EXERCISE DESCRIPTION: Within the material below, find each line bearing the word "deviation" and present it.

(Data excerpts)
====

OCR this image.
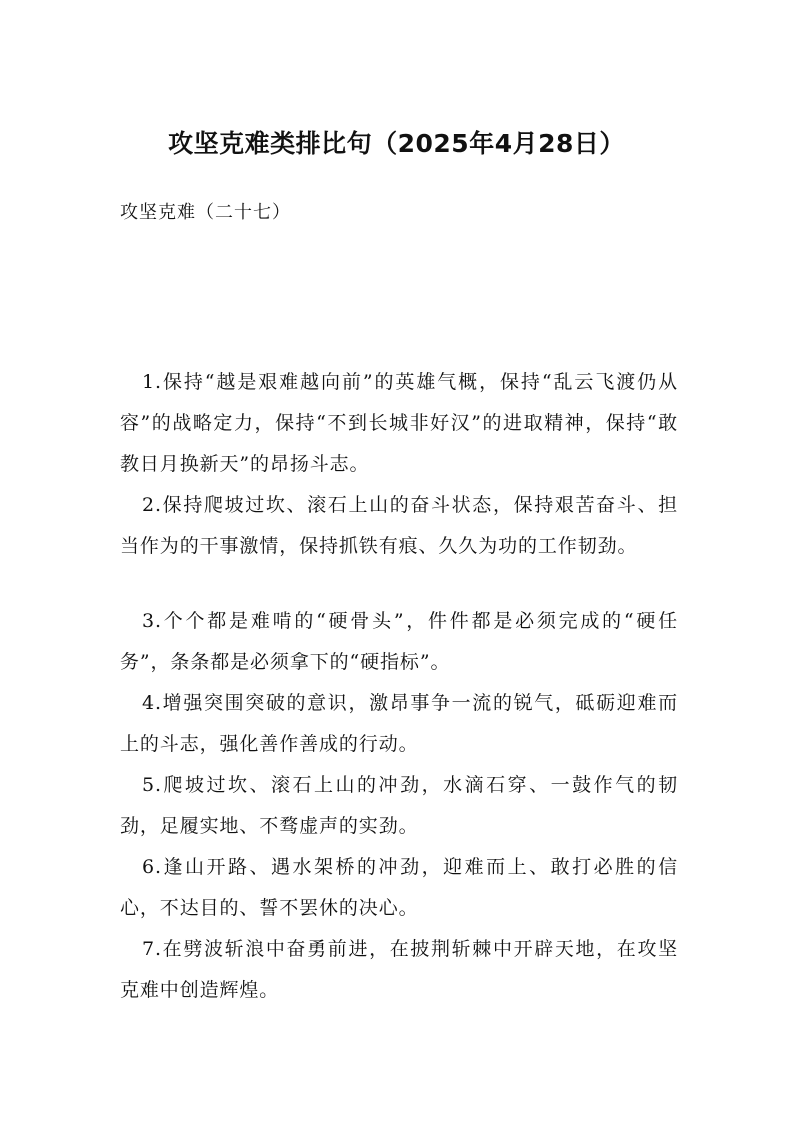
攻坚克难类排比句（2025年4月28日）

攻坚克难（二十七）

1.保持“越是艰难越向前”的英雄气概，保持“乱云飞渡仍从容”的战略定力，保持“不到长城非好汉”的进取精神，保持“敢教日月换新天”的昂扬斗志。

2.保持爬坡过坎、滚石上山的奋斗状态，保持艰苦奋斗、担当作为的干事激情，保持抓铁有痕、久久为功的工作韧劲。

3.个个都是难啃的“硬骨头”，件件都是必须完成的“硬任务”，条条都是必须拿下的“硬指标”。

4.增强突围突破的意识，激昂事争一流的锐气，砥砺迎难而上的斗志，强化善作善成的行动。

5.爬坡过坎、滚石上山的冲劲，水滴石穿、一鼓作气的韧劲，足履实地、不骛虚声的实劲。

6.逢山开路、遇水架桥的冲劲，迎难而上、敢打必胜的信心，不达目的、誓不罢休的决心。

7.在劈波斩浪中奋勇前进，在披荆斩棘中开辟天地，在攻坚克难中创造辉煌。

====

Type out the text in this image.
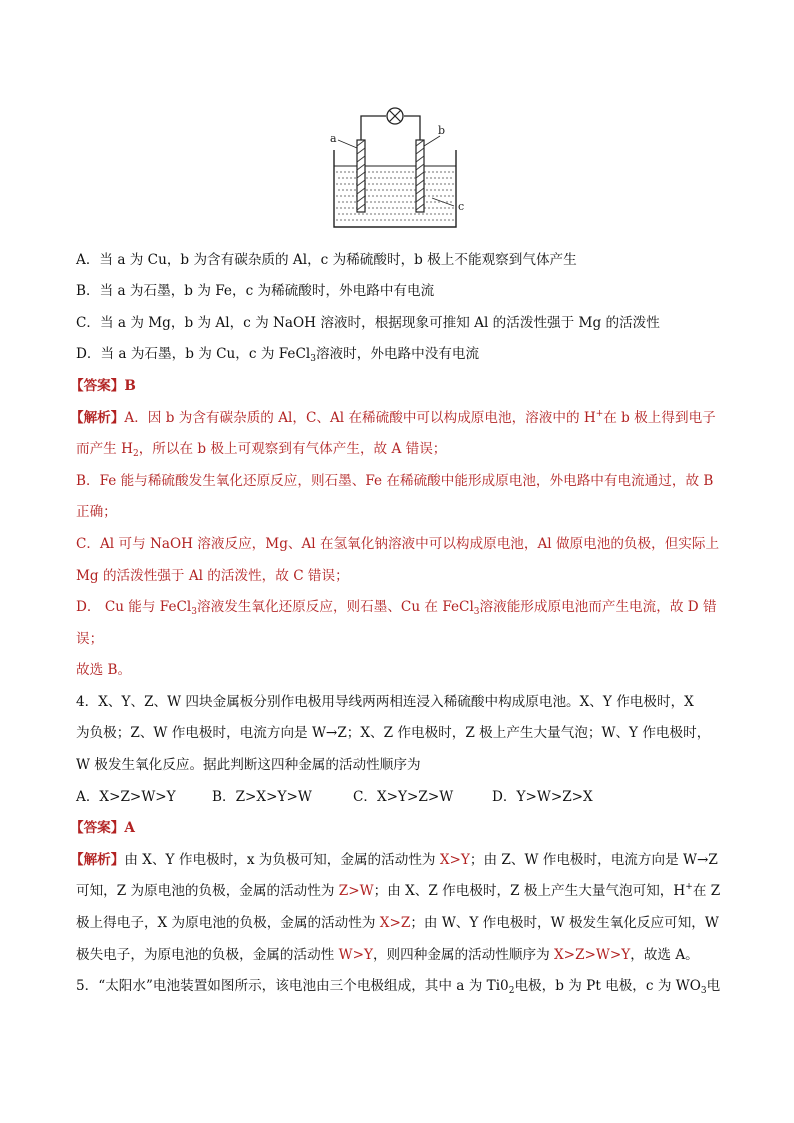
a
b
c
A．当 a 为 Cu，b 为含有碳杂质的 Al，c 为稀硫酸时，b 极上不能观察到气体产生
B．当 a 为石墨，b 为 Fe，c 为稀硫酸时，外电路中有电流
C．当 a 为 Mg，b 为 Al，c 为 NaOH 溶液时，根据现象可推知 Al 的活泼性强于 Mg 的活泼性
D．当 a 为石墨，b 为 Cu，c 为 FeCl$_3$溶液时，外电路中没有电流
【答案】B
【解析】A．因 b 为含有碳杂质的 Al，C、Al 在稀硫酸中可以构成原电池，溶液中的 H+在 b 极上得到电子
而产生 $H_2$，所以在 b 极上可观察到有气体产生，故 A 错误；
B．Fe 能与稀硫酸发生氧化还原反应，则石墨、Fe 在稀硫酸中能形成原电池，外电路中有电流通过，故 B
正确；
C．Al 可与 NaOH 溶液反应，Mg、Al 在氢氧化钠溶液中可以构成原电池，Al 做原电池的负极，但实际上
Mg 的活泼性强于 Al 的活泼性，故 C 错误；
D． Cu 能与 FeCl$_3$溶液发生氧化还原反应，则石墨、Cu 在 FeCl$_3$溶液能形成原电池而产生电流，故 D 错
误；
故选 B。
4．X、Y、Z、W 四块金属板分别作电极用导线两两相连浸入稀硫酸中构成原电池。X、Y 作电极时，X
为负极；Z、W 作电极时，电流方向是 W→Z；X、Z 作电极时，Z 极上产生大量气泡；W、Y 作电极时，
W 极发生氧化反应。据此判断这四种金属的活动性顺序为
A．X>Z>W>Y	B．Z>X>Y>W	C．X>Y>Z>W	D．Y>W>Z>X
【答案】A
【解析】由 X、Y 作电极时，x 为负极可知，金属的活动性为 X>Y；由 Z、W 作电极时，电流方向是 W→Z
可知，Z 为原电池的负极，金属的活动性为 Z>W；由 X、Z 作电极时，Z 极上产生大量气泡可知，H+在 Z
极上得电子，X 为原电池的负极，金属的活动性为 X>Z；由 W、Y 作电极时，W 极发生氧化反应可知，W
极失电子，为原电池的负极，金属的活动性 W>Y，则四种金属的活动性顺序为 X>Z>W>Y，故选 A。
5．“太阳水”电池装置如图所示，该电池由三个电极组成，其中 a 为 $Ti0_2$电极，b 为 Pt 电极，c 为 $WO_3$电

====

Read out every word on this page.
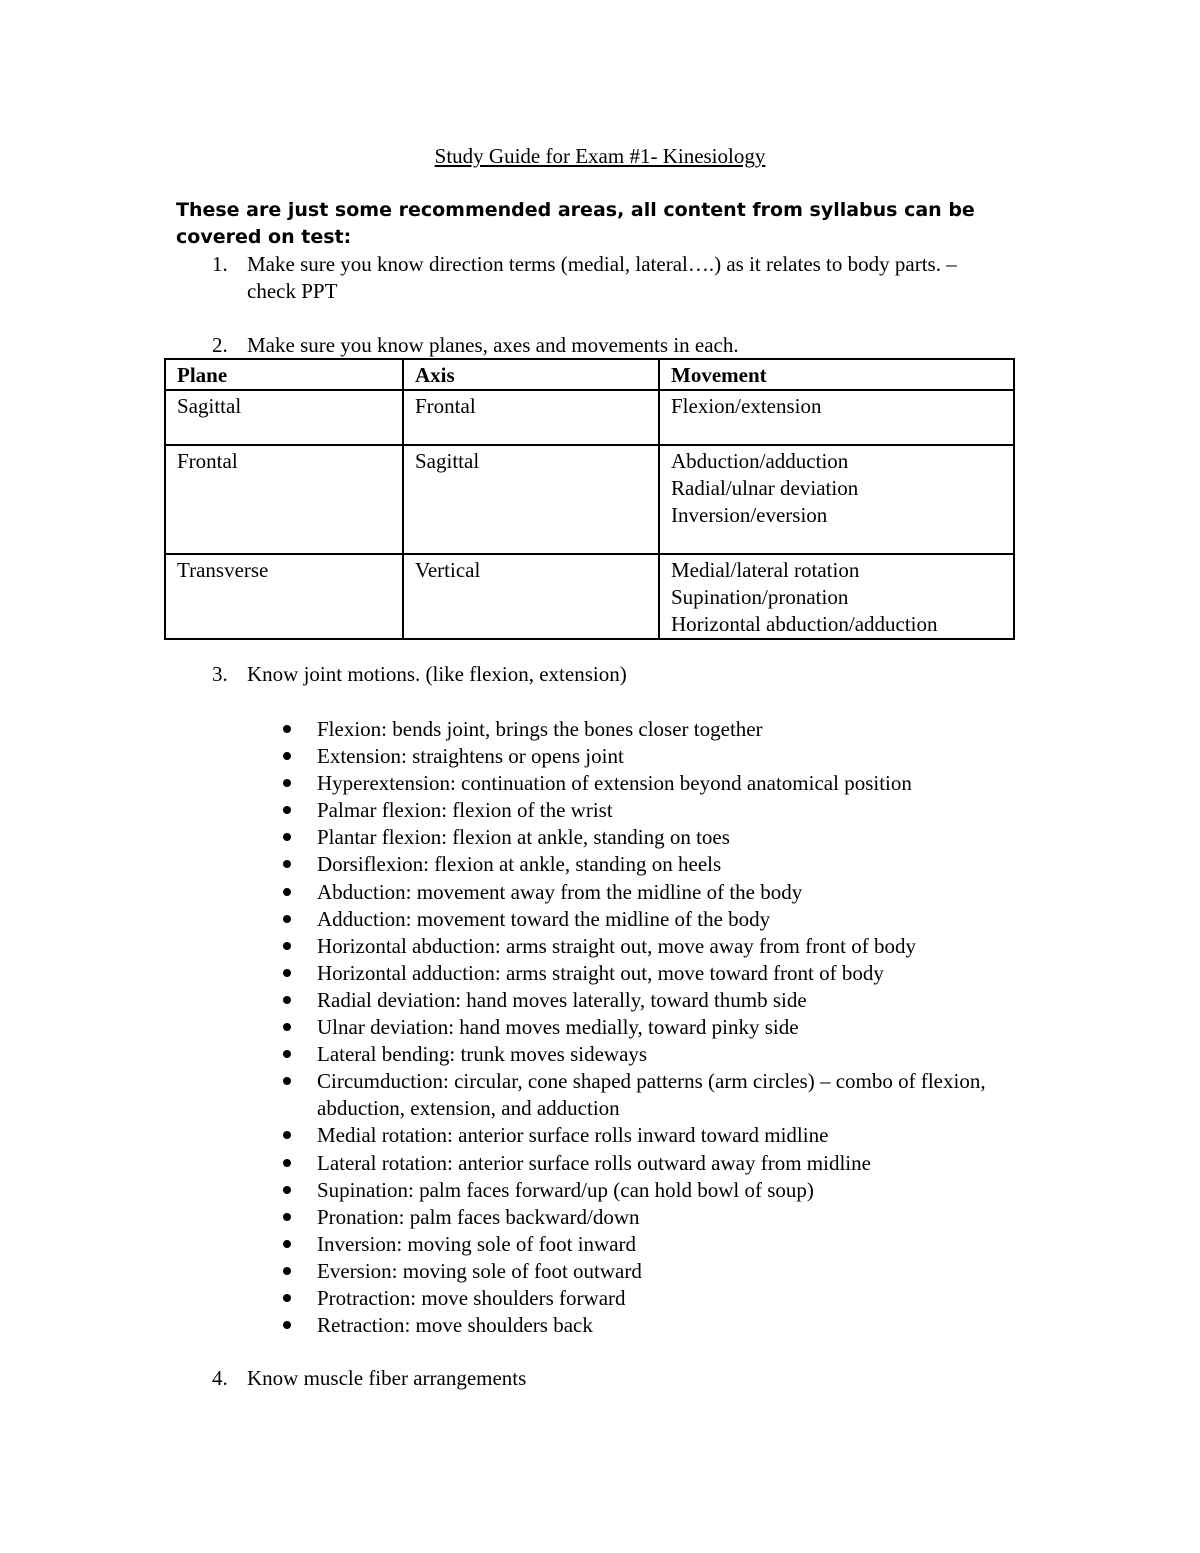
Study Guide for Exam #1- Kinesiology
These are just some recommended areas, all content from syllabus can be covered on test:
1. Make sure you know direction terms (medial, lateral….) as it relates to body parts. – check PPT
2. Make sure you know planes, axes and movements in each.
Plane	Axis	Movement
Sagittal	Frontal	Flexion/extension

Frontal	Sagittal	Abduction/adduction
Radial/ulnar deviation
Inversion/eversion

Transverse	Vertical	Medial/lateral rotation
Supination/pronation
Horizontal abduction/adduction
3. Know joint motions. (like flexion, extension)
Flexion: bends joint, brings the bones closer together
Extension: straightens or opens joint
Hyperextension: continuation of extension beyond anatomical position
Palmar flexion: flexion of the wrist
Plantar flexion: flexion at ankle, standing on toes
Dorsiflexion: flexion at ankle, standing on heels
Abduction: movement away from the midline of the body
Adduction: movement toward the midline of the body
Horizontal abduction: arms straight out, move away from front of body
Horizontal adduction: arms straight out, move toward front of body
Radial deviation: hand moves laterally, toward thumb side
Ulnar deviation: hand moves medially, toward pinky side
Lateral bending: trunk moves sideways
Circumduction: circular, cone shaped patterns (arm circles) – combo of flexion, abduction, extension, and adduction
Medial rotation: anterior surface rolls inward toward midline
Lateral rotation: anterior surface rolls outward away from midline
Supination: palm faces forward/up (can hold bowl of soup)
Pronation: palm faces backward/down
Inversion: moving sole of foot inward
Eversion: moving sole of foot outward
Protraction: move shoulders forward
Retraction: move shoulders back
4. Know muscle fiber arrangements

====

EXERCISE ANSWER:
Radial/ulnar deviation
Radial deviation: hand moves laterally, toward thumb side
Ulnar deviation: hand moves medially, toward pinky side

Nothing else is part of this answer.